■ Provided entries:
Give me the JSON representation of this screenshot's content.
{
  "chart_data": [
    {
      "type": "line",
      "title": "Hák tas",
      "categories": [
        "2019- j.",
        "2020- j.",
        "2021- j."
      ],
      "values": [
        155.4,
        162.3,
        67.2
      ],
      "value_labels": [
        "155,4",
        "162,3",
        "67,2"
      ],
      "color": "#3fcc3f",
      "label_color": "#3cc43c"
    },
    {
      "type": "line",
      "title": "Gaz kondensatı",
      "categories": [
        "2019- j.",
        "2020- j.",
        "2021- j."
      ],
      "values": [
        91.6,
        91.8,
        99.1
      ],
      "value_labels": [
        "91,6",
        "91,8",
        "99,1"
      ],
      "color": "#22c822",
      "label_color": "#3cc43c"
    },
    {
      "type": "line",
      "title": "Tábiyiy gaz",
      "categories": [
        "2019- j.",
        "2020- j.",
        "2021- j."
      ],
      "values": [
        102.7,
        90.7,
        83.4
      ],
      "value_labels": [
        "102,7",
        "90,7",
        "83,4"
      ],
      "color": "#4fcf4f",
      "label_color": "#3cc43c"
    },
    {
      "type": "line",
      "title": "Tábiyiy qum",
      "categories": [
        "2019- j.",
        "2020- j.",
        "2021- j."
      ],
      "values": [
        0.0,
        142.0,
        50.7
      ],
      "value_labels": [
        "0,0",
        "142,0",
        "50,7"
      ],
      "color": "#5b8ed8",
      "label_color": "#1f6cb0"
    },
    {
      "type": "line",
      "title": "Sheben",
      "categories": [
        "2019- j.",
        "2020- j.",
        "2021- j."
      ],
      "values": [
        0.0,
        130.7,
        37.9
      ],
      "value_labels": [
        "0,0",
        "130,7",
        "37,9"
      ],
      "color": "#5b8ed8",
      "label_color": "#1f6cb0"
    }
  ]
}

■ Task statement:
Filter the entries and copy out every line with the word "title".

■ Complete output:
      "title": "Hák tas",
      "title": "Gaz kondensatı",
      "title": "Tábiyiy gaz",
      "title": "Tábiyiy qum",
      "title": "Sheben",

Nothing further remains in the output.